→ **WORK TO DO**:
Wherever the word "死亡户数" turns up in a line of the entries, copy that line.

→ **MATERIAL PROVIDED**:
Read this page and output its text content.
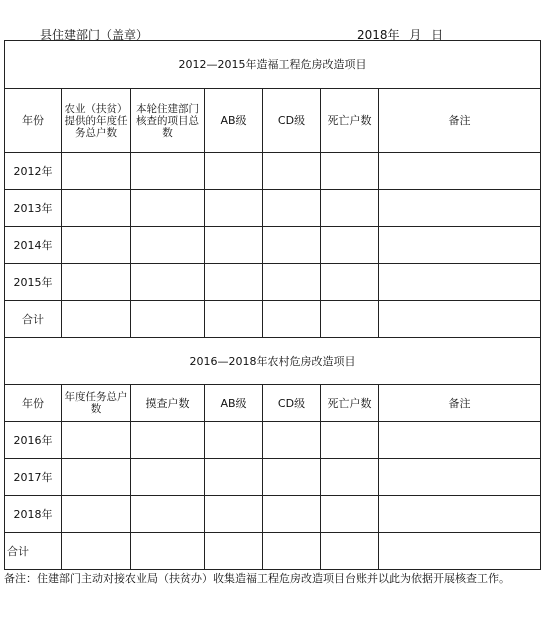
县住建部门（盖章）	2018年 月 日
2012—2015年造福工程危房改造项目						
年份	农业（扶贫）提供的年度任务总户数	本轮住建部门核查的项目总数	AB级	CD级	死亡户数	备注
2012年						
2013年						
2014年						
2015年						
合计						
2016—2018年农村危房改造项目						
年份	年度任务总户数	摸查户数	AB级	CD级	死亡户数	备注
2016年						
2017年						
2018年						
合计						
备注：住建部门主动对接农业局（扶贫办）收集造福工程危房改造项目台账并以此为依据开展核查工作。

→ **EXERCISE SOLUTION**:
年份	农业（扶贫）提供的年度任务总户数	本轮住建部门核查的项目总数	AB级	CD级	死亡户数	备注
年份	年度任务总户数	摸查户数	AB级	CD级	死亡户数	备注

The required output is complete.